Reproduce the items below verbatim, from the first line of the items through the line containing "tile-my-show-planner-label: My Show", with both ends included.

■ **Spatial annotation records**
** Start **
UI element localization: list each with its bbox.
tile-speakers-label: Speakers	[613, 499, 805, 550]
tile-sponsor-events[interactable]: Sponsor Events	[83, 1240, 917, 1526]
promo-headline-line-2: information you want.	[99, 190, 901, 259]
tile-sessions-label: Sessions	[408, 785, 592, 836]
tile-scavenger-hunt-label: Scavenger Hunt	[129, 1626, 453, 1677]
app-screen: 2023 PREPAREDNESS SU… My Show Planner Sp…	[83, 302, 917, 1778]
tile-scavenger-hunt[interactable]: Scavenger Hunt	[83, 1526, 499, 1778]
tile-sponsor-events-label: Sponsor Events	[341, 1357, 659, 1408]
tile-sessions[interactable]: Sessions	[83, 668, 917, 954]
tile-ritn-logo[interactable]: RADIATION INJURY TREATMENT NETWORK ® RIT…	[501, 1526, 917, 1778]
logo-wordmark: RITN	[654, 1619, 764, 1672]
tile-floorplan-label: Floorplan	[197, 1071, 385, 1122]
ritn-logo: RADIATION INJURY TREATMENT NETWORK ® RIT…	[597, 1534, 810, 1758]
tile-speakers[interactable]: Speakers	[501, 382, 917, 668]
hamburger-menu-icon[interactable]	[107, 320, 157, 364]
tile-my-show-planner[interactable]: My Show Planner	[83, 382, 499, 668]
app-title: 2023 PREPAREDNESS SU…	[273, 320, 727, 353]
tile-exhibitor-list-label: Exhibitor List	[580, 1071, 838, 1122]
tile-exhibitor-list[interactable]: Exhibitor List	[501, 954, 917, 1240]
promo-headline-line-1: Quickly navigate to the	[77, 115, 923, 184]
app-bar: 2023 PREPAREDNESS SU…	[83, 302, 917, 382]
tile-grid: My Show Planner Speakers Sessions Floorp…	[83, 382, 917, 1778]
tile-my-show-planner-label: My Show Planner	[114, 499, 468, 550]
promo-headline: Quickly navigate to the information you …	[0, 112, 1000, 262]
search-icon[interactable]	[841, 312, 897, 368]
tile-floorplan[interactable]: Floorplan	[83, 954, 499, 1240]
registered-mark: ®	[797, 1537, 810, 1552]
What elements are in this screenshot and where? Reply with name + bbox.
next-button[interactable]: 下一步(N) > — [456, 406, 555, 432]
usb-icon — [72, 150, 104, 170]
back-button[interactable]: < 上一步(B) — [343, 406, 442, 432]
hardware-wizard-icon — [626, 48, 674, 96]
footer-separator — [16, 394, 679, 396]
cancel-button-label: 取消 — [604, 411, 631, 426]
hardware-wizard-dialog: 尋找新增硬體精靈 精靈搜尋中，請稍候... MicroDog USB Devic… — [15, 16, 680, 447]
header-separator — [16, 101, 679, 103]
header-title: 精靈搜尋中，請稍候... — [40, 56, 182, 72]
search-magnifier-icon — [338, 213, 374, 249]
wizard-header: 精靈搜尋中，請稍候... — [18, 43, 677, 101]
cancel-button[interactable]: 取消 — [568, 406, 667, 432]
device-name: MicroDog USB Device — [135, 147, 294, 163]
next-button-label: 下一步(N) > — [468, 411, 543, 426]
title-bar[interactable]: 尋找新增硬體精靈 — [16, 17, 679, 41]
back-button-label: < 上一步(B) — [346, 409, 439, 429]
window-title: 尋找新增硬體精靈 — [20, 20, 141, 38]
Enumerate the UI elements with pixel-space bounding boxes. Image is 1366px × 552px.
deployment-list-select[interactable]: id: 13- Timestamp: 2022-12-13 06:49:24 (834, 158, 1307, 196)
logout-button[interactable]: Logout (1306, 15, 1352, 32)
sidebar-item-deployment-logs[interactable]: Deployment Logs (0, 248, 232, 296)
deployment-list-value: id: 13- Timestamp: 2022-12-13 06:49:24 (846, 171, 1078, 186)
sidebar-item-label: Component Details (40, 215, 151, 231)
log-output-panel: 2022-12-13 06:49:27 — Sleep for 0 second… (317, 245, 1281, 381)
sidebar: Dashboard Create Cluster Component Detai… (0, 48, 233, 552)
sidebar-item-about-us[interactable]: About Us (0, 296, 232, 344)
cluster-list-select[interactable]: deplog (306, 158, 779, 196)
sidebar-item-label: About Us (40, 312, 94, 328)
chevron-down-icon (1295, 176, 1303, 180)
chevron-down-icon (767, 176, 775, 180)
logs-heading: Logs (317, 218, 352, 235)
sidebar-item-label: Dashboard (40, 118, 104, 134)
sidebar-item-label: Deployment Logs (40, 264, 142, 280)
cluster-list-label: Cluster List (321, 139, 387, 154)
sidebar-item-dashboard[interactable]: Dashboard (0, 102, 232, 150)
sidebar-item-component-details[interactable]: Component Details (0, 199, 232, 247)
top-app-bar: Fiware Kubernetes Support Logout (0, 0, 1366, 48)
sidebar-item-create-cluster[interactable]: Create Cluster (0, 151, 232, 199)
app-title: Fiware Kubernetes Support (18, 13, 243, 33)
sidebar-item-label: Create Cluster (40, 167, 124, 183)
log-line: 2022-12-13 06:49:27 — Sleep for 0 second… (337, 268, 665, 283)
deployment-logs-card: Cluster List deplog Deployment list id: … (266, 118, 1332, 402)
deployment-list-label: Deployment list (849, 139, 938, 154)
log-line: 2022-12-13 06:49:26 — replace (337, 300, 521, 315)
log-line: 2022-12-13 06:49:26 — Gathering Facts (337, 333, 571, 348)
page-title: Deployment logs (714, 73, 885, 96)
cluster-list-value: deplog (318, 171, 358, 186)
** End **
■ **Correct response**
UI element localization: list each with its bbox.
tile-speakers-label: Speakers	[613, 499, 805, 550]
tile-sponsor-events[interactable]: Sponsor Events	[83, 1240, 917, 1526]
promo-headline-line-2: information you want.	[99, 190, 901, 259]
tile-sessions-label: Sessions	[408, 785, 592, 836]
tile-scavenger-hunt-label: Scavenger Hunt	[129, 1626, 453, 1677]
app-screen: 2023 PREPAREDNESS SU… My Show Planner Sp…	[83, 302, 917, 1778]
tile-scavenger-hunt[interactable]: Scavenger Hunt	[83, 1526, 499, 1778]
tile-sponsor-events-label: Sponsor Events	[341, 1357, 659, 1408]
tile-sessions[interactable]: Sessions	[83, 668, 917, 954]
tile-ritn-logo[interactable]: RADIATION INJURY TREATMENT NETWORK ® RIT…	[501, 1526, 917, 1778]
logo-wordmark: RITN	[654, 1619, 764, 1672]
tile-floorplan-label: Floorplan	[197, 1071, 385, 1122]
ritn-logo: RADIATION INJURY TREATMENT NETWORK ® RIT…	[597, 1534, 810, 1758]
tile-speakers[interactable]: Speakers	[501, 382, 917, 668]
hamburger-menu-icon[interactable]	[107, 320, 157, 364]
tile-my-show-planner[interactable]: My Show Planner	[83, 382, 499, 668]
app-title: 2023 PREPAREDNESS SU…	[273, 320, 727, 353]
tile-exhibitor-list-label: Exhibitor List	[580, 1071, 838, 1122]
tile-exhibitor-list[interactable]: Exhibitor List	[501, 954, 917, 1240]
promo-headline-line-1: Quickly navigate to the	[77, 115, 923, 184]
app-bar: 2023 PREPAREDNESS SU…	[83, 302, 917, 382]
tile-grid: My Show Planner Speakers Sessions Floorp…	[83, 382, 917, 1778]
tile-my-show-planner-label: My Show Planner	[114, 499, 468, 550]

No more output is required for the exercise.